● What is being asked
Every record here needs to be written out again exactly.

-- Data to process start --

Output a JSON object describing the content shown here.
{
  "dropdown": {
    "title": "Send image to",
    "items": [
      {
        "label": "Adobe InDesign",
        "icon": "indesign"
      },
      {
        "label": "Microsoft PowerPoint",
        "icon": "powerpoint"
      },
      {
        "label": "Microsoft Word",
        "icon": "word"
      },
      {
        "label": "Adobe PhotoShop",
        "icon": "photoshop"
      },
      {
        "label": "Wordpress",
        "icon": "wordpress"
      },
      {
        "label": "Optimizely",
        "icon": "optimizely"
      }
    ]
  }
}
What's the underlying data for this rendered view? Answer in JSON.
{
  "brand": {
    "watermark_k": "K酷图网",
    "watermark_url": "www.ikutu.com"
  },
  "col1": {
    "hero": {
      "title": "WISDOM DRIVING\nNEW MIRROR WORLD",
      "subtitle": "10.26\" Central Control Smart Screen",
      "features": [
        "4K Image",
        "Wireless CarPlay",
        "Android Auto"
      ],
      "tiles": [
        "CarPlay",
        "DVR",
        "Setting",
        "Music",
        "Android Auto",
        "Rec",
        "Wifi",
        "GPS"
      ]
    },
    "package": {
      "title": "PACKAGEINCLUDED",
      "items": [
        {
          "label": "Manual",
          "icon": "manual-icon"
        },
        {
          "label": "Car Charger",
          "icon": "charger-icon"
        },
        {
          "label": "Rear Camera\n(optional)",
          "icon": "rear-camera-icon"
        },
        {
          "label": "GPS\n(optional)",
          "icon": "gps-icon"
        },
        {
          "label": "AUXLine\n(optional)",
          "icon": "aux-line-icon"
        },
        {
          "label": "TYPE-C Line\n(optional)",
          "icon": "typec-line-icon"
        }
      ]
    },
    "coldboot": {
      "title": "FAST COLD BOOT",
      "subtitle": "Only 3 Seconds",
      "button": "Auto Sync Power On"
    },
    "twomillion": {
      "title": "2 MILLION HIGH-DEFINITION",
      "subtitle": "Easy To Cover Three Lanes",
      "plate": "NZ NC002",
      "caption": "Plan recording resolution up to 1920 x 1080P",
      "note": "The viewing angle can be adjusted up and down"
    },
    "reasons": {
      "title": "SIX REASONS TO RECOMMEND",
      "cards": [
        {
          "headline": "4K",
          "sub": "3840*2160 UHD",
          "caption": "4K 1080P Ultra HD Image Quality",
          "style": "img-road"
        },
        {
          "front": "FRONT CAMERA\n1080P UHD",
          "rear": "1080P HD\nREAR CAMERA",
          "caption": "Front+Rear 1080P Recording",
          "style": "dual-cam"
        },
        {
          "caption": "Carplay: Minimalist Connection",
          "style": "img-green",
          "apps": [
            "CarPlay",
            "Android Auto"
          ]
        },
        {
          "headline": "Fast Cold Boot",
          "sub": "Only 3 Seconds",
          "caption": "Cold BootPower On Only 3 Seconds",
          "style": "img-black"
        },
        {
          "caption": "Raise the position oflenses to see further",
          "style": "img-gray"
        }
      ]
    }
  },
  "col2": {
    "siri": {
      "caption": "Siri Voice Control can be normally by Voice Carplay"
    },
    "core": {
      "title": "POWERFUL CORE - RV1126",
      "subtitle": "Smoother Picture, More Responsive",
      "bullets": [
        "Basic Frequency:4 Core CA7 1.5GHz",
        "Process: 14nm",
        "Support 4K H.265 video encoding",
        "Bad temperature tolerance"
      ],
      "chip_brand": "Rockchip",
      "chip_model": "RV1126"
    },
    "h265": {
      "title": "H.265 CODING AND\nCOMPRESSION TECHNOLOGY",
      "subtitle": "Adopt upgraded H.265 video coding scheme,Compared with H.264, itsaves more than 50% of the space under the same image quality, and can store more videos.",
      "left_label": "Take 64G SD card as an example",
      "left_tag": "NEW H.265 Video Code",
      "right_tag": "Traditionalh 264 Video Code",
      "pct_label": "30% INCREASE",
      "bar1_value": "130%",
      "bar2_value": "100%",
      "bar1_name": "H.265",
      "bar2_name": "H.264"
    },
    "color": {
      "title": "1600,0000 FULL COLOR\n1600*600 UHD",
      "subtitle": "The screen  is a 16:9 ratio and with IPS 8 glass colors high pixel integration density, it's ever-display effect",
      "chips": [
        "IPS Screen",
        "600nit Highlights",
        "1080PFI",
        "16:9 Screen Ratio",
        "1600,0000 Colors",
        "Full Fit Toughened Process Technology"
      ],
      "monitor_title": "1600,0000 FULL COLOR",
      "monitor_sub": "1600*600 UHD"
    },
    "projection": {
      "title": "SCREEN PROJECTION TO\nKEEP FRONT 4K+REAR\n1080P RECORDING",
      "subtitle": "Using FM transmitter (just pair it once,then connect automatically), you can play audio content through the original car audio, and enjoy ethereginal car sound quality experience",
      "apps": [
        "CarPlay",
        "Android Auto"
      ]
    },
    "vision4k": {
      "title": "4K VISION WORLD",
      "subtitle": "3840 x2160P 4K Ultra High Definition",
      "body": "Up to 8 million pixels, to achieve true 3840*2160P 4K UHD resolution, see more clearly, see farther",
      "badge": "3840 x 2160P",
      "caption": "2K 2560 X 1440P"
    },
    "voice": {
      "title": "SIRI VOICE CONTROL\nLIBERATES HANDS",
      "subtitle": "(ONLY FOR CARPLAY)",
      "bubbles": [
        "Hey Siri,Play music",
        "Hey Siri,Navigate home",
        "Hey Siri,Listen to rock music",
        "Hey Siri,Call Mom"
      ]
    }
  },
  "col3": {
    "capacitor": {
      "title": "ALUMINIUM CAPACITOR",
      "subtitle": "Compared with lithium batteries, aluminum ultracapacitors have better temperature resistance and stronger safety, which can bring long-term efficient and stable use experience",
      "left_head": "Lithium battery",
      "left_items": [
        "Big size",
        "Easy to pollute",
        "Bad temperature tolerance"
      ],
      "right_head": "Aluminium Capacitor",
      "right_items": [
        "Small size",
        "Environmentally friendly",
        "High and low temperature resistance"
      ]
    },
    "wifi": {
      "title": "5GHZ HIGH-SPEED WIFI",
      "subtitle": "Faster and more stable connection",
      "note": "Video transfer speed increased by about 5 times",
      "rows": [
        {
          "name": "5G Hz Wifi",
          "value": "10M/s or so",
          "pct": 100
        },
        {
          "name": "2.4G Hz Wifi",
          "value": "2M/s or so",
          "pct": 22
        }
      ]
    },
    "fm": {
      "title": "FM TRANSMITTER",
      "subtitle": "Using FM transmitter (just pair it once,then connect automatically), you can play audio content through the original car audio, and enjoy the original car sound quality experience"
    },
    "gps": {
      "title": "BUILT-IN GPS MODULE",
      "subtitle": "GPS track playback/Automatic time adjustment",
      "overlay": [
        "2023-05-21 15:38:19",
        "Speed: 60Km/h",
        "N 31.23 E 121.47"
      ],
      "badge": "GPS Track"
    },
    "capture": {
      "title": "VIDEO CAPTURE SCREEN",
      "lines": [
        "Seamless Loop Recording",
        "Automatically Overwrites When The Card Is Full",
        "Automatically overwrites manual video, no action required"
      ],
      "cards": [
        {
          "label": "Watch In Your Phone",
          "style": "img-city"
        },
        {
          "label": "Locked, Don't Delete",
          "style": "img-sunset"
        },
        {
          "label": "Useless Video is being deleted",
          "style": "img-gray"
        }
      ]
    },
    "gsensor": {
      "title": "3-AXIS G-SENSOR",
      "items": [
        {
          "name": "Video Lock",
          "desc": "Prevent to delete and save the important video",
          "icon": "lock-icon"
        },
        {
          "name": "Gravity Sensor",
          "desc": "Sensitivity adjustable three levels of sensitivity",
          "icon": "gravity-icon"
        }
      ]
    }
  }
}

-- Data to process end --

● Finished task
Output a JSON object describing the content shown here.
{
  "dropdown": {
    "title": "Send image to",
    "items": [
      {
        "label": "Adobe InDesign",
        "icon": "indesign"
      },
      {
        "label": "Microsoft PowerPoint",
        "icon": "powerpoint"
      },
      {
        "label": "Microsoft Word",
        "icon": "word"
      },
      {
        "label": "Adobe PhotoShop",
        "icon": "photoshop"
      },
      {
        "label": "Wordpress",
        "icon": "wordpress"
      },
      {
        "label": "Optimizely",
        "icon": "optimizely"
      }
    ]
  }
}
What's the underlying data for this rendered view? Answer in JSON.
{
  "brand": {
    "watermark_k": "K酷图网",
    "watermark_url": "www.ikutu.com"
  },
  "col1": {
    "hero": {
      "title": "WISDOM DRIVING\nNEW MIRROR WORLD",
      "subtitle": "10.26\" Central Control Smart Screen",
      "features": [
        "4K Image",
        "Wireless CarPlay",
        "Android Auto"
      ],
      "tiles": [
        "CarPlay",
        "DVR",
        "Setting",
        "Music",
        "Android Auto",
        "Rec",
        "Wifi",
        "GPS"
      ]
    },
    "package": {
      "title": "PACKAGEINCLUDED",
      "items": [
        {
          "label": "Manual",
          "icon": "manual-icon"
        },
        {
          "label": "Car Charger",
          "icon": "charger-icon"
        },
        {
          "label": "Rear Camera\n(optional)",
          "icon": "rear-camera-icon"
        },
        {
          "label": "GPS\n(optional)",
          "icon": "gps-icon"
        },
        {
          "label": "AUXLine\n(optional)",
          "icon": "aux-line-icon"
        },
        {
          "label": "TYPE-C Line\n(optional)",
          "icon": "typec-line-icon"
        }
      ]
    },
    "coldboot": {
      "title": "FAST COLD BOOT",
      "subtitle": "Only 3 Seconds",
      "button": "Auto Sync Power On"
    },
    "twomillion": {
      "title": "2 MILLION HIGH-DEFINITION",
      "subtitle": "Easy To Cover Three Lanes",
      "plate": "NZ NC002",
      "caption": "Plan recording resolution up to 1920 x 1080P",
      "note": "The viewing angle can be adjusted up and down"
    },
    "reasons": {
      "title": "SIX REASONS TO RECOMMEND",
      "cards": [
        {
          "headline": "4K",
          "sub": "3840*2160 UHD",
          "caption": "4K 1080P Ultra HD Image Quality",
          "style": "img-road"
        },
        {
          "front": "FRONT CAMERA\n1080P UHD",
          "rear": "1080P HD\nREAR CAMERA",
          "caption": "Front+Rear 1080P Recording",
          "style": "dual-cam"
        },
        {
          "caption": "Carplay: Minimalist Connection",
          "style": "img-green",
          "apps": [
            "CarPlay",
            "Android Auto"
          ]
        },
        {
          "headline": "Fast Cold Boot",
          "sub": "Only 3 Seconds",
          "caption": "Cold BootPower On Only 3 Seconds",
          "style": "img-black"
        },
        {
          "caption": "Raise the position oflenses to see further",
          "style": "img-gray"
        }
      ]
    }
  },
  "col2": {
    "siri": {
      "caption": "Siri Voice Control can be normally by Voice Carplay"
    },
    "core": {
      "title": "POWERFUL CORE - RV1126",
      "subtitle": "Smoother Picture, More Responsive",
      "bullets": [
        "Basic Frequency:4 Core CA7 1.5GHz",
        "Process: 14nm",
        "Support 4K H.265 video encoding",
        "Bad temperature tolerance"
      ],
      "chip_brand": "Rockchip",
      "chip_model": "RV1126"
    },
    "h265": {
      "title": "H.265 CODING AND\nCOMPRESSION TECHNOLOGY",
      "subtitle": "Adopt upgraded H.265 video coding scheme,Compared with H.264, itsaves more than 50% of the space under the same image quality, and can store more videos.",
      "left_label": "Take 64G SD card as an example",
      "left_tag": "NEW H.265 Video Code",
      "right_tag": "Traditionalh 264 Video Code",
      "pct_label": "30% INCREASE",
      "bar1_value": "130%",
      "bar2_value": "100%",
      "bar1_name": "H.265",
      "bar2_name": "H.264"
    },
    "color": {
      "title": "1600,0000 FULL COLOR\n1600*600 UHD",
      "subtitle": "The screen  is a 16:9 ratio and with IPS 8 glass colors high pixel integration density, it's ever-display effect",
      "chips": [
        "IPS Screen",
        "600nit Highlights",
        "1080PFI",
        "16:9 Screen Ratio",
        "1600,0000 Colors",
        "Full Fit Toughened Process Technology"
      ],
      "monitor_title": "1600,0000 FULL COLOR",
      "monitor_sub": "1600*600 UHD"
    },
    "projection": {
      "title": "SCREEN PROJECTION TO\nKEEP FRONT 4K+REAR\n1080P RECORDING",
      "subtitle": "Using FM transmitter (just pair it once,then connect automatically), you can play audio content through the original car audio, and enjoy ethereginal car sound quality experience",
      "apps": [
        "CarPlay",
        "Android Auto"
      ]
    },
    "vision4k": {
      "title": "4K VISION WORLD",
      "subtitle": "3840 x2160P 4K Ultra High Definition",
      "body": "Up to 8 million pixels, to achieve true 3840*2160P 4K UHD resolution, see more clearly, see farther",
      "badge": "3840 x 2160P",
      "caption": "2K 2560 X 1440P"
    },
    "voice": {
      "title": "SIRI VOICE CONTROL\nLIBERATES HANDS",
      "subtitle": "(ONLY FOR CARPLAY)",
      "bubbles": [
        "Hey Siri,Play music",
        "Hey Siri,Navigate home",
        "Hey Siri,Listen to rock music",
        "Hey Siri,Call Mom"
      ]
    }
  },
  "col3": {
    "capacitor": {
      "title": "ALUMINIUM CAPACITOR",
      "subtitle": "Compared with lithium batteries, aluminum ultracapacitors have better temperature resistance and stronger safety, which can bring long-term efficient and stable use experience",
      "left_head": "Lithium battery",
      "left_items": [
        "Big size",
        "Easy to pollute",
        "Bad temperature tolerance"
      ],
      "right_head": "Aluminium Capacitor",
      "right_items": [
        "Small size",
        "Environmentally friendly",
        "High and low temperature resistance"
      ]
    },
    "wifi": {
      "title": "5GHZ HIGH-SPEED WIFI",
      "subtitle": "Faster and more stable connection",
      "note": "Video transfer speed increased by about 5 times",
      "rows": [
        {
          "name": "5G Hz Wifi",
          "value": "10M/s or so",
          "pct": 100
        },
        {
          "name": "2.4G Hz Wifi",
          "value": "2M/s or so",
          "pct": 22
        }
      ]
    },
    "fm": {
      "title": "FM TRANSMITTER",
      "subtitle": "Using FM transmitter (just pair it once,then connect automatically), you can play audio content through the original car audio, and enjoy the original car sound quality experience"
    },
    "gps": {
      "title": "BUILT-IN GPS MODULE",
      "subtitle": "GPS track playback/Automatic time adjustment",
      "overlay": [
        "2023-05-21 15:38:19",
        "Speed: 60Km/h",
        "N 31.23 E 121.47"
      ],
      "badge": "GPS Track"
    },
    "capture": {
      "title": "VIDEO CAPTURE SCREEN",
      "lines": [
        "Seamless Loop Recording",
        "Automatically Overwrites When The Card Is Full",
        "Automatically overwrites manual video, no action required"
      ],
      "cards": [
        {
          "label": "Watch In Your Phone",
          "style": "img-city"
        },
        {
          "label": "Locked, Don't Delete",
          "style": "img-sunset"
        },
        {
          "label": "Useless Video is being deleted",
          "style": "img-gray"
        }
      ]
    },
    "gsensor": {
      "title": "3-AXIS G-SENSOR",
      "items": [
        {
          "name": "Video Lock",
          "desc": "Prevent to delete and save the important video",
          "icon": "lock-icon"
        },
        {
          "name": "Gravity Sensor",
          "desc": "Sensitivity adjustable three levels of sensitivity",
          "icon": "gravity-icon"
        }
      ]
    }
  }
}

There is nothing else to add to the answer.